## Saved data entries
____________

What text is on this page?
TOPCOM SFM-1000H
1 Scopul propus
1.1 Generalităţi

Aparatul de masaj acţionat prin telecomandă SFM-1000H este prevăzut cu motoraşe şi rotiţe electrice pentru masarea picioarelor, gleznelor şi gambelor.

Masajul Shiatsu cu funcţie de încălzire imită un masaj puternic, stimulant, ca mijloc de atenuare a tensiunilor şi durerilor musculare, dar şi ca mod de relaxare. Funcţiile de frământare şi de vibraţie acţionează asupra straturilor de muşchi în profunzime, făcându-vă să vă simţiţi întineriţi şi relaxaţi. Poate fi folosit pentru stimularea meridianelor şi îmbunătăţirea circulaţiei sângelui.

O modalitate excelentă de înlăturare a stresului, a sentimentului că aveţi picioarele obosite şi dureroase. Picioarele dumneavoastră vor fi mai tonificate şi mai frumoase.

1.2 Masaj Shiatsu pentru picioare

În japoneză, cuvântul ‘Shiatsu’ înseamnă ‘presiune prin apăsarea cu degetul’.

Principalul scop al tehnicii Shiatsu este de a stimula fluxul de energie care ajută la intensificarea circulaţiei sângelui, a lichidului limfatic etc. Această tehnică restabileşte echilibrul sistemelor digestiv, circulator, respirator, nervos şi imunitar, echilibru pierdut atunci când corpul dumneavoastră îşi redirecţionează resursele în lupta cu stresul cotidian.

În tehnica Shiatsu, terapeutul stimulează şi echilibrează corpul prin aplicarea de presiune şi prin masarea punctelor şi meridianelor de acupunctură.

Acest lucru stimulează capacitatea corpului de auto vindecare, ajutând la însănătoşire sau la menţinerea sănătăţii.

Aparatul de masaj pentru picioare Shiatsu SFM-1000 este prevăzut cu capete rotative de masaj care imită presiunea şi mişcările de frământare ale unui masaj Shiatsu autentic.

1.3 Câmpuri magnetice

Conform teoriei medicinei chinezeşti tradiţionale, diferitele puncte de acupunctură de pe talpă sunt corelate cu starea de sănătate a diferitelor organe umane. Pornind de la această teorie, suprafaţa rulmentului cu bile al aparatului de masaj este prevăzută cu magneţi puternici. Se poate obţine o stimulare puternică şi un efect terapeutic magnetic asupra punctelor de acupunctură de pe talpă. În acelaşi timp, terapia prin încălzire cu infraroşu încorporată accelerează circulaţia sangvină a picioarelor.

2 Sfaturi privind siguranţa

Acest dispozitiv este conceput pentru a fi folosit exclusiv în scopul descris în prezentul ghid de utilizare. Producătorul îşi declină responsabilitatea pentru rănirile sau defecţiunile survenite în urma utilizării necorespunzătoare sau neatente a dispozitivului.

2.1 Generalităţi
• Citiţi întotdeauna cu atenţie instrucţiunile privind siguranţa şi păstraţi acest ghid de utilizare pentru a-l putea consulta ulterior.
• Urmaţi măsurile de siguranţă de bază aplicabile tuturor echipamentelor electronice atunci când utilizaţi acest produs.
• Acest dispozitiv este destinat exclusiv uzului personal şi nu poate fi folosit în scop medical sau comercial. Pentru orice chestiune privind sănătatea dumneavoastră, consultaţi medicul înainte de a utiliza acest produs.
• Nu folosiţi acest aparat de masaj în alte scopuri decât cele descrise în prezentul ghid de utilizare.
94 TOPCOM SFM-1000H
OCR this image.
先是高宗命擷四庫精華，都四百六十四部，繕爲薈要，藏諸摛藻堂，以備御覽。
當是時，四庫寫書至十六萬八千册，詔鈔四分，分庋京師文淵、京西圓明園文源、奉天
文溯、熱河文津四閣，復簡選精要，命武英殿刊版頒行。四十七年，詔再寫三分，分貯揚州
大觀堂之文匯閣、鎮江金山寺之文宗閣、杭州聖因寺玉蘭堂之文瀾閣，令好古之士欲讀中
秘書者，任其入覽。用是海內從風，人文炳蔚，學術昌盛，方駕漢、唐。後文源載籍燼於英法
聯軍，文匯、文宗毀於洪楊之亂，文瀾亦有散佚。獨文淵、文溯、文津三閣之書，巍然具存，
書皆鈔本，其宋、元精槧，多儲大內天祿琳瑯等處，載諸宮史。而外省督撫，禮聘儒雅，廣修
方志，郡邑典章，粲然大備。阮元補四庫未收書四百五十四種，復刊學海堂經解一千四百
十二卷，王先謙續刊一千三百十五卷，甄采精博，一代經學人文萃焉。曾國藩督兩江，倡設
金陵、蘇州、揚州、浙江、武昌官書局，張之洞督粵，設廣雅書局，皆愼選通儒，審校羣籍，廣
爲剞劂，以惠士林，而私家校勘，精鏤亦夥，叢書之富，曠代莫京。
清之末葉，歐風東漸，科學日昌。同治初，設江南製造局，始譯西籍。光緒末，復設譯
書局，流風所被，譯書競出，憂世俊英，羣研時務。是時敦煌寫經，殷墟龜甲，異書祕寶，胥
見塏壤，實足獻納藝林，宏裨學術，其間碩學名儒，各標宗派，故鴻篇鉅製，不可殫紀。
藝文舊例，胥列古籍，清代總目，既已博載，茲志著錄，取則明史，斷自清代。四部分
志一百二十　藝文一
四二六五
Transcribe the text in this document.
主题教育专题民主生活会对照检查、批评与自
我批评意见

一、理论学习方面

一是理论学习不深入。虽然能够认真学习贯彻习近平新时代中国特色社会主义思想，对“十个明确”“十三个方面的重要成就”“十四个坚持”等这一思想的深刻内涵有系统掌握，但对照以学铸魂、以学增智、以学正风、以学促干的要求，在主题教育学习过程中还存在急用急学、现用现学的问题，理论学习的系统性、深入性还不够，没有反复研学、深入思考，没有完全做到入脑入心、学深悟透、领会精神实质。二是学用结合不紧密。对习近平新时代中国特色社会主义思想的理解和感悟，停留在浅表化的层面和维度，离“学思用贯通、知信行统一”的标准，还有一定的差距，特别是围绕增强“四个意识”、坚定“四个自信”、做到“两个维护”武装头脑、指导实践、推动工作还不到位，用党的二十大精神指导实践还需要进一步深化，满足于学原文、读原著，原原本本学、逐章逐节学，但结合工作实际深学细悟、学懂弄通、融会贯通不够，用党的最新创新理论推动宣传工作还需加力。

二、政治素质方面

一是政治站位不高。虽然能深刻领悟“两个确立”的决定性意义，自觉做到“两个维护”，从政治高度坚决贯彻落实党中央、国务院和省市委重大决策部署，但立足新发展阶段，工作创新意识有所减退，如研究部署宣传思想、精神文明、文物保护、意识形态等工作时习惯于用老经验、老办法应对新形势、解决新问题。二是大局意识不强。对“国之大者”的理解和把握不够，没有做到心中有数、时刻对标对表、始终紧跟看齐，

____________

## Problem statement
Reproduce the full listing word for word.

## Answer to this task
What text is on this page?
TOPCOM SFM-1000H
1 Scopul propus
1.1 Generalităţi

Aparatul de masaj acţionat prin telecomandă SFM-1000H este prevăzut cu motoraşe şi rotiţe electrice pentru masarea picioarelor, gleznelor şi gambelor.

Masajul Shiatsu cu funcţie de încălzire imită un masaj puternic, stimulant, ca mijloc de atenuare a tensiunilor şi durerilor musculare, dar şi ca mod de relaxare. Funcţiile de frământare şi de vibraţie acţionează asupra straturilor de muşchi în profunzime, făcându-vă să vă simţiţi întineriţi şi relaxaţi. Poate fi folosit pentru stimularea meridianelor şi îmbunătăţirea circulaţiei sângelui.

O modalitate excelentă de înlăturare a stresului, a sentimentului că aveţi picioarele obosite şi dureroase. Picioarele dumneavoastră vor fi mai tonificate şi mai frumoase.

1.2 Masaj Shiatsu pentru picioare

În japoneză, cuvântul ‘Shiatsu’ înseamnă ‘presiune prin apăsarea cu degetul’.

Principalul scop al tehnicii Shiatsu este de a stimula fluxul de energie care ajută la intensificarea circulaţiei sângelui, a lichidului limfatic etc. Această tehnică restabileşte echilibrul sistemelor digestiv, circulator, respirator, nervos şi imunitar, echilibru pierdut atunci când corpul dumneavoastră îşi redirecţionează resursele în lupta cu stresul cotidian.

În tehnica Shiatsu, terapeutul stimulează şi echilibrează corpul prin aplicarea de presiune şi prin masarea punctelor şi meridianelor de acupunctură.

Acest lucru stimulează capacitatea corpului de auto vindecare, ajutând la însănătoşire sau la menţinerea sănătăţii.

Aparatul de masaj pentru picioare Shiatsu SFM-1000 este prevăzut cu capete rotative de masaj care imită presiunea şi mişcările de frământare ale unui masaj Shiatsu autentic.

1.3 Câmpuri magnetice

Conform teoriei medicinei chinezeşti tradiţionale, diferitele puncte de acupunctură de pe talpă sunt corelate cu starea de sănătate a diferitelor organe umane. Pornind de la această teorie, suprafaţa rulmentului cu bile al aparatului de masaj este prevăzută cu magneţi puternici. Se poate obţine o stimulare puternică şi un efect terapeutic magnetic asupra punctelor de acupunctură de pe talpă. În acelaşi timp, terapia prin încălzire cu infraroşu încorporată accelerează circulaţia sangvină a picioarelor.

2 Sfaturi privind siguranţa

Acest dispozitiv este conceput pentru a fi folosit exclusiv în scopul descris în prezentul ghid de utilizare. Producătorul îşi declină responsabilitatea pentru rănirile sau defecţiunile survenite în urma utilizării necorespunzătoare sau neatente a dispozitivului.

2.1 Generalităţi
• Citiţi întotdeauna cu atenţie instrucţiunile privind siguranţa şi păstraţi acest ghid de utilizare pentru a-l putea consulta ulterior.
• Urmaţi măsurile de siguranţă de bază aplicabile tuturor echipamentelor electronice atunci când utilizaţi acest produs.
• Acest dispozitiv este destinat exclusiv uzului personal şi nu poate fi folosit în scop medical sau comercial. Pentru orice chestiune privind sănătatea dumneavoastră, consultaţi medicul înainte de a utiliza acest produs.
• Nu folosiţi acest aparat de masaj în alte scopuri decât cele descrise în prezentul ghid de utilizare.
94 TOPCOM SFM-1000H
OCR this image.
先是高宗命擷四庫精華，都四百六十四部，繕爲薈要，藏諸摛藻堂，以備御覽。
當是時，四庫寫書至十六萬八千册，詔鈔四分，分庋京師文淵、京西圓明園文源、奉天
文溯、熱河文津四閣，復簡選精要，命武英殿刊版頒行。四十七年，詔再寫三分，分貯揚州
大觀堂之文匯閣、鎮江金山寺之文宗閣、杭州聖因寺玉蘭堂之文瀾閣，令好古之士欲讀中
秘書者，任其入覽。用是海內從風，人文炳蔚，學術昌盛，方駕漢、唐。後文源載籍燼於英法
聯軍，文匯、文宗毀於洪楊之亂，文瀾亦有散佚。獨文淵、文溯、文津三閣之書，巍然具存，
書皆鈔本，其宋、元精槧，多儲大內天祿琳瑯等處，載諸宮史。而外省督撫，禮聘儒雅，廣修
方志，郡邑典章，粲然大備。阮元補四庫未收書四百五十四種，復刊學海堂經解一千四百
十二卷，王先謙續刊一千三百十五卷，甄采精博，一代經學人文萃焉。曾國藩督兩江，倡設
金陵、蘇州、揚州、浙江、武昌官書局，張之洞督粵，設廣雅書局，皆愼選通儒，審校羣籍，廣
爲剞劂，以惠士林，而私家校勘，精鏤亦夥，叢書之富，曠代莫京。
清之末葉，歐風東漸，科學日昌。同治初，設江南製造局，始譯西籍。光緒末，復設譯
書局，流風所被，譯書競出，憂世俊英，羣研時務。是時敦煌寫經，殷墟龜甲，異書祕寶，胥
見塏壤，實足獻納藝林，宏裨學術，其間碩學名儒，各標宗派，故鴻篇鉅製，不可殫紀。
藝文舊例，胥列古籍，清代總目，既已博載，茲志著錄，取則明史，斷自清代。四部分
志一百二十　藝文一
四二六五
Transcribe the text in this document.
主题教育专题民主生活会对照检查、批评与自
我批评意见

一、理论学习方面

一是理论学习不深入。虽然能够认真学习贯彻习近平新时代中国特色社会主义思想，对“十个明确”“十三个方面的重要成就”“十四个坚持”等这一思想的深刻内涵有系统掌握，但对照以学铸魂、以学增智、以学正风、以学促干的要求，在主题教育学习过程中还存在急用急学、现用现学的问题，理论学习的系统性、深入性还不够，没有反复研学、深入思考，没有完全做到入脑入心、学深悟透、领会精神实质。二是学用结合不紧密。对习近平新时代中国特色社会主义思想的理解和感悟，停留在浅表化的层面和维度，离“学思用贯通、知信行统一”的标准，还有一定的差距，特别是围绕增强“四个意识”、坚定“四个自信”、做到“两个维护”武装头脑、指导实践、推动工作还不到位，用党的二十大精神指导实践还需要进一步深化，满足于学原文、读原著，原原本本学、逐章逐节学，但结合工作实际深学细悟、学懂弄通、融会贯通不够，用党的最新创新理论推动宣传工作还需加力。

二、政治素质方面

一是政治站位不高。虽然能深刻领悟“两个确立”的决定性意义，自觉做到“两个维护”，从政治高度坚决贯彻落实党中央、国务院和省市委重大决策部署，但立足新发展阶段，工作创新意识有所减退，如研究部署宣传思想、精神文明、文物保护、意识形态等工作时习惯于用老经验、老办法应对新形势、解决新问题。二是大局意识不强。对“国之大者”的理解和把握不够，没有做到心中有数、时刻对标对表、始终紧跟看齐，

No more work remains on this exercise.